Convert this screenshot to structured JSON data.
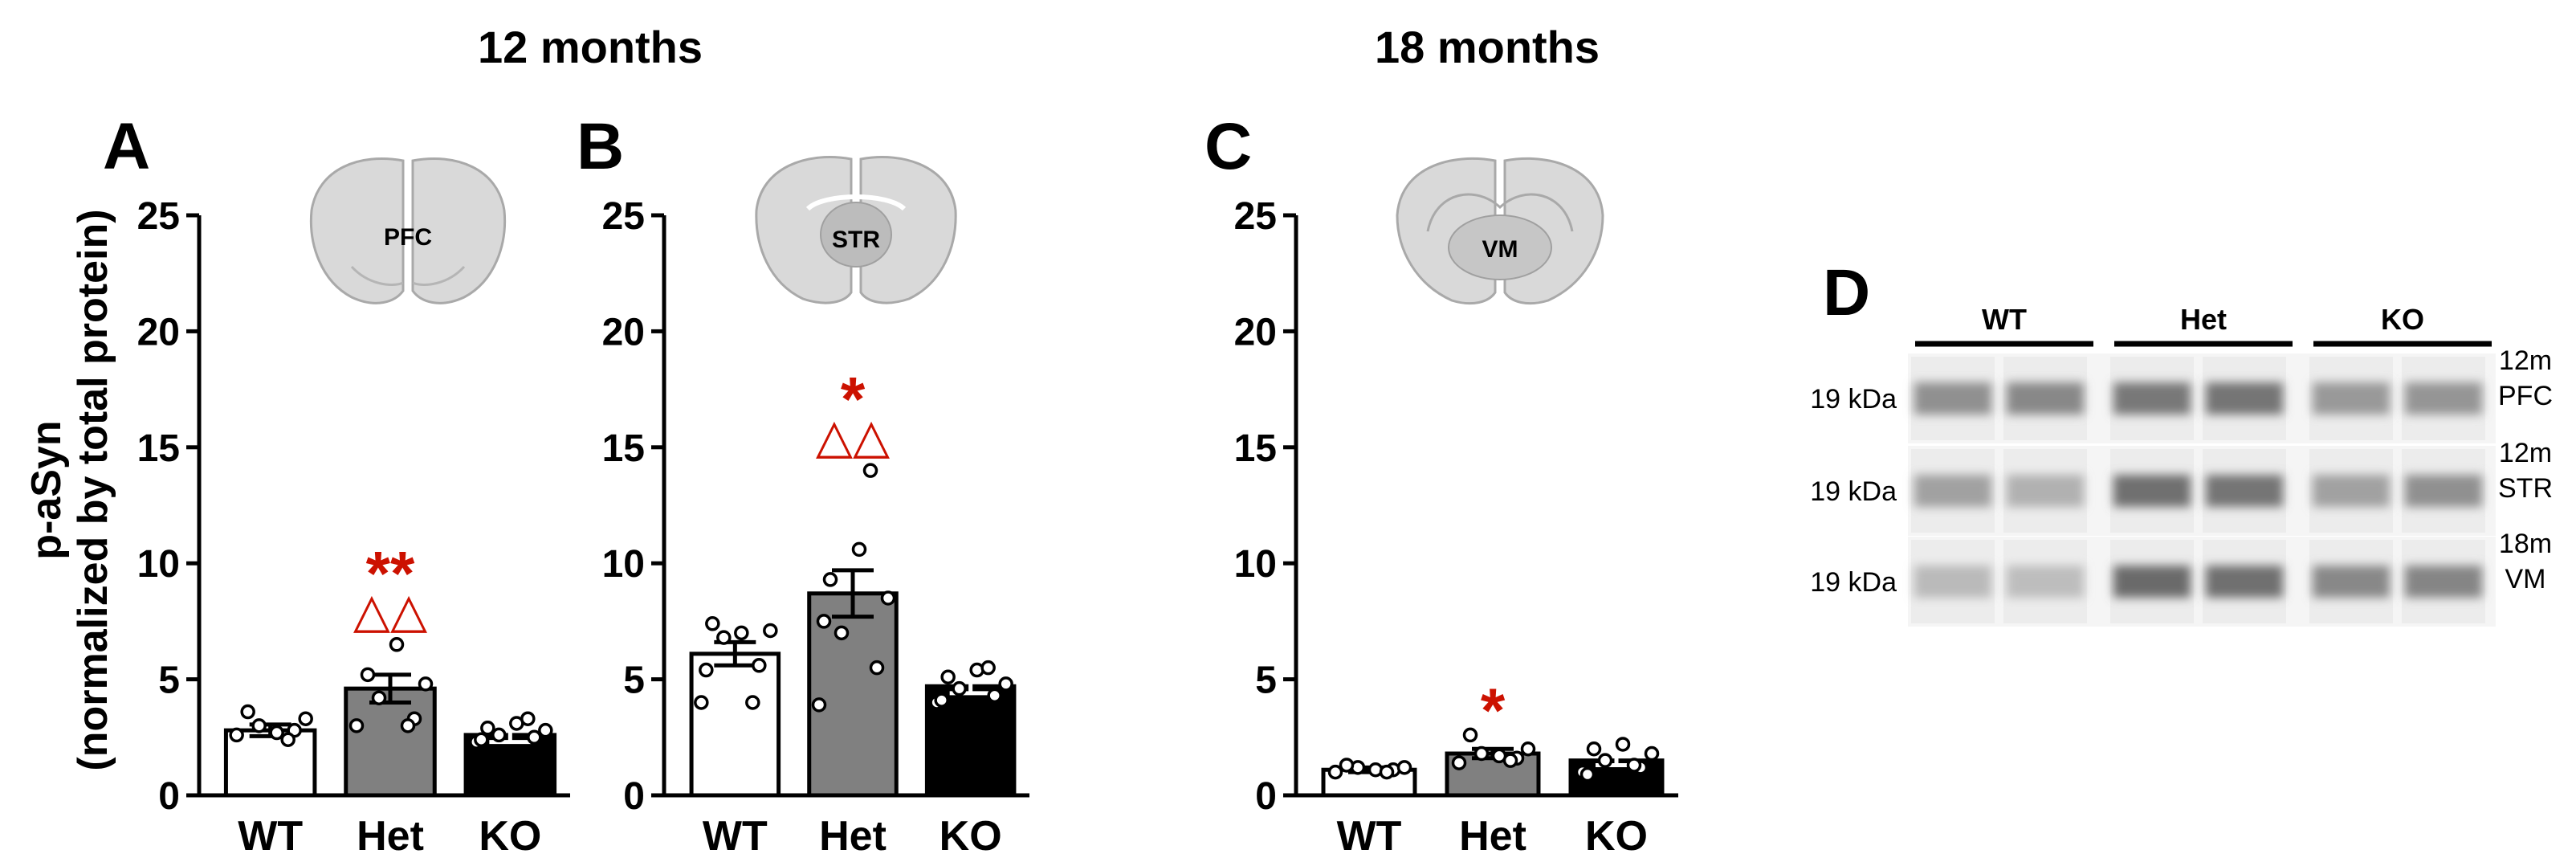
{
  "headers": {
    "months12": "12 months",
    "months18": "18 months"
  },
  "y_axis_label": {
    "line1": "p-aSyn",
    "line2": "(normalized by total protein)"
  },
  "colors": {
    "wt": "#ffffff",
    "het": "#808080",
    "ko": "#000000",
    "significance": "#cc1100",
    "brain": "#d8d8d8"
  },
  "chart_data": [
    {
      "type": "bar",
      "panel": "A",
      "region": "PFC",
      "age": "12 months",
      "categories": [
        "WT",
        "Het",
        "KO"
      ],
      "values": [
        2.8,
        4.6,
        2.6
      ],
      "sem": [
        0.25,
        0.6,
        0.3
      ],
      "ylim": [
        0,
        25
      ],
      "yticks": [
        "0",
        "5",
        "10",
        "15",
        "20",
        "25"
      ],
      "ylabel": "p-aSyn (normalized by total protein)",
      "points": [
        [
          2.6,
          2.8,
          3.0,
          3.3,
          3.6,
          2.7,
          2.4
        ],
        [
          3.0,
          3.3,
          4.2,
          4.8,
          5.2,
          6.5,
          3.0
        ],
        [
          2.3,
          2.5,
          2.6,
          2.8,
          2.9,
          3.1,
          3.3,
          2.4
        ]
      ],
      "significance": {
        "category": "Het",
        "asterisks": "**",
        "triangles": "△△"
      }
    },
    {
      "type": "bar",
      "panel": "B",
      "region": "STR",
      "age": "12 months",
      "categories": [
        "WT",
        "Het",
        "KO"
      ],
      "values": [
        6.1,
        8.7,
        4.7
      ],
      "sem": [
        0.5,
        1.0,
        0.3
      ],
      "ylim": [
        0,
        25
      ],
      "yticks": [
        "0",
        "5",
        "10",
        "15",
        "20",
        "25"
      ],
      "ylabel": "",
      "points": [
        [
          4.0,
          5.6,
          6.8,
          7.1,
          7.4,
          7.0,
          4.0,
          5.4
        ],
        [
          3.9,
          5.5,
          7.0,
          8.5,
          9.3,
          10.6,
          14.0,
          7.5
        ],
        [
          4.0,
          4.3,
          4.6,
          4.8,
          5.1,
          5.4,
          5.5,
          4.1
        ]
      ],
      "significance": {
        "category": "Het",
        "asterisks": "*",
        "triangles": "△△"
      }
    },
    {
      "type": "bar",
      "panel": "C",
      "region": "VM",
      "age": "18 months",
      "categories": [
        "WT",
        "Het",
        "KO"
      ],
      "values": [
        1.1,
        1.8,
        1.5
      ],
      "sem": [
        0.1,
        0.2,
        0.2
      ],
      "ylim": [
        0,
        25
      ],
      "yticks": [
        "0",
        "5",
        "10",
        "15",
        "20",
        "25"
      ],
      "ylabel": "",
      "points": [
        [
          1.0,
          1.1,
          1.2,
          1.2,
          1.3,
          1.1,
          1.0
        ],
        [
          1.4,
          1.6,
          1.8,
          2.0,
          2.6,
          1.7,
          1.5
        ],
        [
          1.0,
          1.2,
          1.5,
          1.8,
          2.0,
          2.2,
          1.3,
          0.9
        ]
      ],
      "significance": {
        "category": "Het",
        "asterisks": "*",
        "triangles": ""
      }
    }
  ],
  "western_blot": {
    "panel": "D",
    "groups": [
      "WT",
      "Het",
      "KO"
    ],
    "rows": [
      {
        "marker": "19 kDa",
        "age": "12m",
        "region": "PFC",
        "intensities": [
          0.55,
          0.6,
          0.7,
          0.72,
          0.5,
          0.52
        ]
      },
      {
        "marker": "19 kDa",
        "age": "12m",
        "region": "STR",
        "intensities": [
          0.45,
          0.35,
          0.75,
          0.72,
          0.45,
          0.55
        ]
      },
      {
        "marker": "19 kDa",
        "age": "18m",
        "region": "VM",
        "intensities": [
          0.3,
          0.28,
          0.78,
          0.75,
          0.6,
          0.62
        ]
      }
    ]
  }
}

» Task goal
Count up the lines of the listing in which the word "normalized" occurs, then state that number by itself.

» Result
2